* [Given passage]:
************

You can also create and launch a job from a single command using oc create job. The following command creates and launches a job similar to the one specified in the previous example:

$ oc create job pi --image=perl -- perl -Mbignum=bpi -wle 'print bpi(2000)'

3.2.5. Creating cron jobs

You create a cron job in OpenShift Container Platform by creating a job object.

Procedure

To create a cron job:

  1. Create a YAML file similar to the following:

    apiVersion: batch/v1beta1
    kind: CronJob
    metadata:
      name: pi
    spec:
      schedule: "*/1 * * * *"  1
      concurrencyPolicy: "Replace" 2
      startingDeadlineSeconds: 200 3
      suspend: true            4
      successfulJobsHistoryLimit: 3 5
      failedJobsHistoryLimit: 1     6
      jobTemplate:             7
        spec:
          template:
            metadata:
              labels:          8
                parent: "cronjobpi"
            spec:
              containers:
              - name: pi
                image: perl
                command: ["perl",  "-Mbignum=bpi", "-wle", "print bpi(2000)"]
              restartPolicy: OnFailure 9
    1 1 1
    Schedule for the job specified in cron format. In this example, the job will run every minute.
    2 2 2
    An optional concurrency policy, specifying how to treat concurrent jobs within a cron job. Only one of the following concurrent policies may be specified. If not specified, this defaults to allowing concurrent executions.
    • Allow allows cron jobs to run concurrently.
    • Forbid forbids concurrent runs, skipping the next run if the previous has not finished yet.
    • Replace cancels the currently running job and replaces it with a new one.
    3 3 3
    An optional deadline (in seconds) for starting the job if it misses its scheduled time for any reason. Missed jobs executions will be counted as failed ones. If not specified, there is no deadline.
    4 4 4
    An optional flag allowing the suspension of a cron job. If set to true, all subsequent executions will be suspended.
    5 5 5
    The number of successful finished jobs to retain (defaults to 3).
    6 6 6
    The number of failed finished jobs to retain (defaults to 1).
    7
    Job template. This is similar to the job example.
    8
    Sets a label for jobs spawned by this cron job.
    9
    The restart policy of the pod. This does not apply to the job controller.
    Note

    The .spec.successfulJobsHistoryLimit and .spec.failedJobsHistoryLimit fields are optional. These fields specify how many completed and failed jobs should be kept. By default, they are set to 3 and 1 respectively. Setting a limit to 0 corresponds to keeping none of the corresponding kind of jobs after they finish.

  2. Create the cron job:

    $ oc create -f <file-name>.yaml
Note

You can also create and launch a cron job from a single command using oc create cronjob. The following command creates and launches a cron job similar to the one specified in the previous example:

$ oc create cronjob pi --image=perl --schedule='*/1 * * * *' -- perl -Mbignum=bpi -wle 'print bpi(2000)'

With oc create cronjob, the --schedule option accepts schedules in cron format.

************

* [Input data]:
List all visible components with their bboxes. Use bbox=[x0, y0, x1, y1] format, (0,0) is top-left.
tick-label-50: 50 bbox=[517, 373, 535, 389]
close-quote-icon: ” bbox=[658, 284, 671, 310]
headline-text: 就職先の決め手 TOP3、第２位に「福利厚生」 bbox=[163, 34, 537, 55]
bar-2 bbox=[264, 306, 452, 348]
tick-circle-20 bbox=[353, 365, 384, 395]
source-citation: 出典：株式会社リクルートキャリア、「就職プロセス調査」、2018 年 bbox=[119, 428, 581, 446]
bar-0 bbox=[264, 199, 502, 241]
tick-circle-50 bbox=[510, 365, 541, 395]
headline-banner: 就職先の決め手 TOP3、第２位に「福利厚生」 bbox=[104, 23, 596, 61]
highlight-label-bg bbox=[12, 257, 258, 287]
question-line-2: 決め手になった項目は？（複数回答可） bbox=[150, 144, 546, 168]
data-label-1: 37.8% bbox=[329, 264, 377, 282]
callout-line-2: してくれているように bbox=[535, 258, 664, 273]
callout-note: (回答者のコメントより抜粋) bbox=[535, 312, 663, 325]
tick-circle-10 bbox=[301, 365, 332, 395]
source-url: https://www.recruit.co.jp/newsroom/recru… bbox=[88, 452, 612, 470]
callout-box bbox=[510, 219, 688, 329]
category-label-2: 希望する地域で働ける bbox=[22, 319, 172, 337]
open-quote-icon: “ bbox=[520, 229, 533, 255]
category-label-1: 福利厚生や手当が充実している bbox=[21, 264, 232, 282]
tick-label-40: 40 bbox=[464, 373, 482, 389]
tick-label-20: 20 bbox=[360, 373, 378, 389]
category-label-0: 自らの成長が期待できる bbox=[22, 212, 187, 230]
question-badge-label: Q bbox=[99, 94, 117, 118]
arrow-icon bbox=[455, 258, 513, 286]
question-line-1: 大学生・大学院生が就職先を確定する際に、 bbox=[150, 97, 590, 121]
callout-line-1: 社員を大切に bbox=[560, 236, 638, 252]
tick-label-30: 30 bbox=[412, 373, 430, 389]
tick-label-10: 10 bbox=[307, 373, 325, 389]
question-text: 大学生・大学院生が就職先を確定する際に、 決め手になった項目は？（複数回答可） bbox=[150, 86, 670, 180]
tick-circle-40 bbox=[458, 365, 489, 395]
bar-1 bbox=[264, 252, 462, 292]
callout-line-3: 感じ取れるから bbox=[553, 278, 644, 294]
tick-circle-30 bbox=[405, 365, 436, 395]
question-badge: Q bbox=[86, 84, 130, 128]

************

* [Required tasks]:
[A] Please list every concurrency policy that the cron job documentation names.
[B] Copy the cron job documentation between "You can also create and launch a cron" and "schedules in cron format.", inclusive.
[C] Decide whether each statement agrees with the cron job documentation, answering yes or no and quoting the words that settle it. (i) When no concurrency policy is given, concurrent executions are forbidden by default. (ii) Missed job executions count as failed ones. (iii) The pod's restart policy applies to the job controller.
The rows have no connection to the cron job documentation.

* [Answers to the problems]:
[A] Allow, Forbid, Replace

[B]
You can also create and launch a cron job from a single command using oc create cronjob. The following command creates and launches a cron job similar to the one specified in the previous example:

$ oc create cronjob pi --image=perl --schedule='*/1 * * * *' -- perl -Mbignum=bpi -wle 'print bpi(2000)'

With oc create cronjob, the --schedule option accepts schedules in cron format.

[C]
(i) No: "If not specified, this defaults to allowing concurrent executions."
(ii) Yes: "Missed jobs executions will be counted as failed ones."
(iii) No: "This does not apply to the job controller."